--- Start of EXTRACTED DATA ---

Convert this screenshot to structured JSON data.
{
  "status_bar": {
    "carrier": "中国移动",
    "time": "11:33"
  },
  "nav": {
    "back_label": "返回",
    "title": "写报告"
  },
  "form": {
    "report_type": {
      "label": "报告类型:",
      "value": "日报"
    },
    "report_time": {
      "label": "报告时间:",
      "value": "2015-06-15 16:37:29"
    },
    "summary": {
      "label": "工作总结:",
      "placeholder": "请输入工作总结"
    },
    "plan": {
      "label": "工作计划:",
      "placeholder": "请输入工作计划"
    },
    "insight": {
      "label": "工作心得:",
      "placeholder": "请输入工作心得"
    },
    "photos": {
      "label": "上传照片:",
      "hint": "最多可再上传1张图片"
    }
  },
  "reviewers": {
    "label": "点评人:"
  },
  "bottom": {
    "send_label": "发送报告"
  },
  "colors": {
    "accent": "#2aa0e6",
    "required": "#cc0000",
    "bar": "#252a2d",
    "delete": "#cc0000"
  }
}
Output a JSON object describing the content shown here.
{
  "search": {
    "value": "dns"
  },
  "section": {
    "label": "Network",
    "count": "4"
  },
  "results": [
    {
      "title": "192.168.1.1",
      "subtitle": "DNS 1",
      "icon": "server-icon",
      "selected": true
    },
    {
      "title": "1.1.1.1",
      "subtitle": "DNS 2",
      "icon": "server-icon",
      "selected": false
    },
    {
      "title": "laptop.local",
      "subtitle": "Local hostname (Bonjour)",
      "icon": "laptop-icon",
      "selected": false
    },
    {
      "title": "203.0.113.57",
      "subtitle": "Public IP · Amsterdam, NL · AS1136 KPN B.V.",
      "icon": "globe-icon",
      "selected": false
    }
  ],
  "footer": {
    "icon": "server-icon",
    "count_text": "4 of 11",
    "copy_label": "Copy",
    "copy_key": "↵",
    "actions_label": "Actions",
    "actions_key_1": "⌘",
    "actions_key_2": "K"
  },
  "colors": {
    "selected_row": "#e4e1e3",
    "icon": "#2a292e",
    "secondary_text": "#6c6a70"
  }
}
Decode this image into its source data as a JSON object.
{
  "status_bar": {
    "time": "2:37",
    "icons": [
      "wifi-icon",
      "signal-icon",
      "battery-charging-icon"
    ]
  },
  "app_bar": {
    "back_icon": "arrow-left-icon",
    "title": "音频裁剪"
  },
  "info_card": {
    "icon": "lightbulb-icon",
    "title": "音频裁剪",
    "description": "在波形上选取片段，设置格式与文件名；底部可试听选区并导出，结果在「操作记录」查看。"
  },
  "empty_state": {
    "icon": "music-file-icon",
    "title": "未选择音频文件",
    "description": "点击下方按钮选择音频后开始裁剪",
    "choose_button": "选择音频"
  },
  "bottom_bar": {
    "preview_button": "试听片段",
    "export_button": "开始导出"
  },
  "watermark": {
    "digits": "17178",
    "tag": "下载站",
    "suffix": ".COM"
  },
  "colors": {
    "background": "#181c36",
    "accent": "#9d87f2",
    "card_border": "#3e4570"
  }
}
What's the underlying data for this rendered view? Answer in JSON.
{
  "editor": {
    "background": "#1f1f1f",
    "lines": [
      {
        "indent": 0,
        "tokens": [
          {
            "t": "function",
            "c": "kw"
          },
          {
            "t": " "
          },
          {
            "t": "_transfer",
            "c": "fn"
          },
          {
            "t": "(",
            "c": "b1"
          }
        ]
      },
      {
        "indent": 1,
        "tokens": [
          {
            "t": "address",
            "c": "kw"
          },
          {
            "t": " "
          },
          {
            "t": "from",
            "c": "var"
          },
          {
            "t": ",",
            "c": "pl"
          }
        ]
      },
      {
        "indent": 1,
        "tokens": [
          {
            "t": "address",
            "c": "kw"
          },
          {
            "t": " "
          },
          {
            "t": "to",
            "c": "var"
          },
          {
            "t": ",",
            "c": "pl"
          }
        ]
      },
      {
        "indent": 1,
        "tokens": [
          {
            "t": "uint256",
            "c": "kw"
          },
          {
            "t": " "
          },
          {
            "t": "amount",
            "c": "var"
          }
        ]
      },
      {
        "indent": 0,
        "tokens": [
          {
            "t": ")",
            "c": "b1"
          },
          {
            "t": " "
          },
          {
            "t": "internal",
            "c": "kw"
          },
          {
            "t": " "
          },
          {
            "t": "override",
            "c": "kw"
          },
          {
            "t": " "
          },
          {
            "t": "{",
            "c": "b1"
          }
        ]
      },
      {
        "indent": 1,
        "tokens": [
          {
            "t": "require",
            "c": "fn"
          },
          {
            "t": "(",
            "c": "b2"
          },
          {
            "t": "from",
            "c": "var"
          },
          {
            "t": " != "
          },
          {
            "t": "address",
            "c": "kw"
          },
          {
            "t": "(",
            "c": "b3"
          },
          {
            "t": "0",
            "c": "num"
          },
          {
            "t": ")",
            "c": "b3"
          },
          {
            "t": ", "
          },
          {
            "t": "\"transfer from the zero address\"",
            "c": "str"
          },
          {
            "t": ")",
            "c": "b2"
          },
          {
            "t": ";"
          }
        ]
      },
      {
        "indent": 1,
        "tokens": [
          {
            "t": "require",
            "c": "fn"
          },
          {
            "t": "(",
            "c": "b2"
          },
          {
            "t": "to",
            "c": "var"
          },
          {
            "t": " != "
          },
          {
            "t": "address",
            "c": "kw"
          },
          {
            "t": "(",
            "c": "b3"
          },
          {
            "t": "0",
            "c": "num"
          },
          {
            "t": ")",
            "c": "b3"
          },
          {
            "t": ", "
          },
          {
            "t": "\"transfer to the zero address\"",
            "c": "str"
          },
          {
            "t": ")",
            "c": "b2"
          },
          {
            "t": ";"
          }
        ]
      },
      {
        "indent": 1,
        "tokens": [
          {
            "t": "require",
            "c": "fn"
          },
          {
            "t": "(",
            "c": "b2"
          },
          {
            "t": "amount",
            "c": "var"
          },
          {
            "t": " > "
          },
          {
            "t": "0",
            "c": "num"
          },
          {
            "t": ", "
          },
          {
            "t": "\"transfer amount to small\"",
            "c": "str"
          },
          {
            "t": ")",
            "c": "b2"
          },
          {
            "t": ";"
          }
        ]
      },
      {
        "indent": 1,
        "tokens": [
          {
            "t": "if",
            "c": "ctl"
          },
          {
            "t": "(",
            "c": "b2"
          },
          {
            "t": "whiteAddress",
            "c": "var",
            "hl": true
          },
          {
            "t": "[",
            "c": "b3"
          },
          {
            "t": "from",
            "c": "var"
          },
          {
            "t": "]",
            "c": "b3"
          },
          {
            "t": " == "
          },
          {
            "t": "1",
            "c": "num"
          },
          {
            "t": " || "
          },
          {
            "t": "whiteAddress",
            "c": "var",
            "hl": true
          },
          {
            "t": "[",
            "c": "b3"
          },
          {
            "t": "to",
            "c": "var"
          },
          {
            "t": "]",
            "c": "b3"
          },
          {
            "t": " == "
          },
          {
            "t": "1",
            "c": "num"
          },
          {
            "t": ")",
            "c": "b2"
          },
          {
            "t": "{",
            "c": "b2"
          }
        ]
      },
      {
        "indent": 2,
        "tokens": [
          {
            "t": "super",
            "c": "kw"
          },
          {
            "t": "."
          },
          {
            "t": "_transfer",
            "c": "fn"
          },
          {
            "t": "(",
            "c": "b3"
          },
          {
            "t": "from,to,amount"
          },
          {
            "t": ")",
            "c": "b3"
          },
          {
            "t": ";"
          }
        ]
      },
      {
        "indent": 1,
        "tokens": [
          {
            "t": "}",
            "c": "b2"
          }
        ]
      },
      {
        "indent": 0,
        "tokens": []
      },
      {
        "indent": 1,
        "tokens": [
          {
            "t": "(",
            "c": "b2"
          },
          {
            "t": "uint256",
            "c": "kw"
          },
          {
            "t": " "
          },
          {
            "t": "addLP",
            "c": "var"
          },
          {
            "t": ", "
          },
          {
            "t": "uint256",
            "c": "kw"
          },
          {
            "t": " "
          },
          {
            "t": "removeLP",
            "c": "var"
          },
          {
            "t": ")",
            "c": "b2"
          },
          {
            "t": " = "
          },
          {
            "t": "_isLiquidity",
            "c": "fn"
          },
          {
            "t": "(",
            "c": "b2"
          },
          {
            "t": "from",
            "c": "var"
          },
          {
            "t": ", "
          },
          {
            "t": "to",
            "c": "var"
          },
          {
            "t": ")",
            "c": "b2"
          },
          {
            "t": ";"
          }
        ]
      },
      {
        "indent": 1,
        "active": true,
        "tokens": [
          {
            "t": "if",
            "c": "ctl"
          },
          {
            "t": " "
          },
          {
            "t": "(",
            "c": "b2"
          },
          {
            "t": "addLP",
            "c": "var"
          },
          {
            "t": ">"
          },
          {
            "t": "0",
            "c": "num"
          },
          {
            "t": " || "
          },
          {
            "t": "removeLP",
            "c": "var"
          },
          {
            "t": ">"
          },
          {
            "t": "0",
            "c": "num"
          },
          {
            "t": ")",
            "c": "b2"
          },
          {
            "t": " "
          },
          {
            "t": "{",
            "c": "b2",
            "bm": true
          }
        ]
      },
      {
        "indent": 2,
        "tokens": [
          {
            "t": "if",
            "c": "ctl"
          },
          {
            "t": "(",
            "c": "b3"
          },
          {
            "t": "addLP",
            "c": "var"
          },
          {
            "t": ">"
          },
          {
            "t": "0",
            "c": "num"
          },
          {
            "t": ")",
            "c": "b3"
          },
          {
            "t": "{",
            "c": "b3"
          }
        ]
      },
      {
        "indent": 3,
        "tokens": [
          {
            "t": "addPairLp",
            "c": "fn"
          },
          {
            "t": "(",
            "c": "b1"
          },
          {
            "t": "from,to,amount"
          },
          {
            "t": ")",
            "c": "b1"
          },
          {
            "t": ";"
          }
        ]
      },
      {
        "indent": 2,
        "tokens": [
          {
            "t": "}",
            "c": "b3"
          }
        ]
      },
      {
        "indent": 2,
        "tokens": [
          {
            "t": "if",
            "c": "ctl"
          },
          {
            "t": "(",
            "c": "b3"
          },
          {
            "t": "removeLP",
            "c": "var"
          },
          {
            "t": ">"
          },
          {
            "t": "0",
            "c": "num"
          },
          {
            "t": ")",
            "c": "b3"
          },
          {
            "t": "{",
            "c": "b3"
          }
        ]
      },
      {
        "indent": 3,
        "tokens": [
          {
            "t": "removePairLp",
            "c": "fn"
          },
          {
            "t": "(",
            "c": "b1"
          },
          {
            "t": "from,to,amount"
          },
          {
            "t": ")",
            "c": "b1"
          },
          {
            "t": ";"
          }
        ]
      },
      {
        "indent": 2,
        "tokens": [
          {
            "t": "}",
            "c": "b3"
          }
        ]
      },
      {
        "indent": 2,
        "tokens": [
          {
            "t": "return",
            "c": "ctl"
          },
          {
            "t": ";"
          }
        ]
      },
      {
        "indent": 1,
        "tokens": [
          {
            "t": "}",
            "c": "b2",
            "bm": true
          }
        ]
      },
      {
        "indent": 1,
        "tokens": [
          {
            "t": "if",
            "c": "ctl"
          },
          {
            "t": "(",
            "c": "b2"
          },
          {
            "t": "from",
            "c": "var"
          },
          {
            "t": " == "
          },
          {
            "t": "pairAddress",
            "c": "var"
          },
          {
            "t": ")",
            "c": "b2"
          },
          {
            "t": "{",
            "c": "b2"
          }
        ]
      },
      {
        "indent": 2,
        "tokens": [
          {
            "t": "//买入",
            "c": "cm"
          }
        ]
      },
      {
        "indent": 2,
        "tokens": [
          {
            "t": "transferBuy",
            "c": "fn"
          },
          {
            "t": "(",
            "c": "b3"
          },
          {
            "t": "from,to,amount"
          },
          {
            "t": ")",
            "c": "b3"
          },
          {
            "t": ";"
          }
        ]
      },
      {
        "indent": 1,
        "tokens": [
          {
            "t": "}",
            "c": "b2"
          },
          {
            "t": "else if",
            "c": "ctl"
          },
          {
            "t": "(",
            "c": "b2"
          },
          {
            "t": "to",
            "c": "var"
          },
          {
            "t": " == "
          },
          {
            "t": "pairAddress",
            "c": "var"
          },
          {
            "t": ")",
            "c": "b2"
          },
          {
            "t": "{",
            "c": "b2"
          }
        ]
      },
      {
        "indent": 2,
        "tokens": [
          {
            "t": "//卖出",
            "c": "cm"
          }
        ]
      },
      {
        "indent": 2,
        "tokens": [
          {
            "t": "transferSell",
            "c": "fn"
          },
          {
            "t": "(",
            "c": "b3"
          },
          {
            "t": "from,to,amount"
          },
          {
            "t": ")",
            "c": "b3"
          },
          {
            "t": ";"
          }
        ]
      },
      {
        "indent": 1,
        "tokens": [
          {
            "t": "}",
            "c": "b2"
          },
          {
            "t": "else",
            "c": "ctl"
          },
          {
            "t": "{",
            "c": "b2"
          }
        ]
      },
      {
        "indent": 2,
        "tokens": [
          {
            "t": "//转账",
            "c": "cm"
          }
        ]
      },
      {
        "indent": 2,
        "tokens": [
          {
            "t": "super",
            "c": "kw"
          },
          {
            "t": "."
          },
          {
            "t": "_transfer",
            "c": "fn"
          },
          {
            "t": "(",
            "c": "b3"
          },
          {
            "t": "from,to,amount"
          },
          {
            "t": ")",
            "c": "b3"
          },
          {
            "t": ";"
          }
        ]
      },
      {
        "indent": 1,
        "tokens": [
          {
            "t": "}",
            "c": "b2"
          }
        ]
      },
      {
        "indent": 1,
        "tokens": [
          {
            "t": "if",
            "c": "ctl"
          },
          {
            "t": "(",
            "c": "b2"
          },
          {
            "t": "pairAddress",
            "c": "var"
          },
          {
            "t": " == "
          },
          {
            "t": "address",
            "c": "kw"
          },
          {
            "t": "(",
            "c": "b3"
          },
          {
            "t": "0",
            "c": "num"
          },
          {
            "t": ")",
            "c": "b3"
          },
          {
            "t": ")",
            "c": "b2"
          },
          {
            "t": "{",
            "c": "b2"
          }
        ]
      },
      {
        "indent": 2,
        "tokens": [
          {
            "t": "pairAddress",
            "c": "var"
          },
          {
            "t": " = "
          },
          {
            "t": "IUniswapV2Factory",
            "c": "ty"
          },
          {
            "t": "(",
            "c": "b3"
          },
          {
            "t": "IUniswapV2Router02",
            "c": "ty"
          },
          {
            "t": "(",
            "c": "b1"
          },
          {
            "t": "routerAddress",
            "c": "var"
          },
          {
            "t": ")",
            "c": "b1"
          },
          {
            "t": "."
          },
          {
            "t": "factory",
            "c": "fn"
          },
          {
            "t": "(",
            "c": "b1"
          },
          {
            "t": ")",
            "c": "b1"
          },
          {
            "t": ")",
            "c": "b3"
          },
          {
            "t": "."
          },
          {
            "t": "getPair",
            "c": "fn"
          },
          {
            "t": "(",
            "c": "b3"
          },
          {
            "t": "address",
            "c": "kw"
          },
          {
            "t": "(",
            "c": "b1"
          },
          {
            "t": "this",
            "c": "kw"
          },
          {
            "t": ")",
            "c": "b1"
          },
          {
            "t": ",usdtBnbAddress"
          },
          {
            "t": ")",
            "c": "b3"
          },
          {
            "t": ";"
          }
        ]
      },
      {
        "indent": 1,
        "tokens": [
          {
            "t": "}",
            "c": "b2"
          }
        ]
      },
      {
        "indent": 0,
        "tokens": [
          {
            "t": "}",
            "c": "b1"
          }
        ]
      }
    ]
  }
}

--- End of EXTRACTED DATA ---

_TASK_:
Go through the data above and find the lines with the word "object". Copy each of those lines.

_ANSWER TO THIS TASK_:
Output a JSON object describing the content shown here.
Decode this image into its source data as a JSON object.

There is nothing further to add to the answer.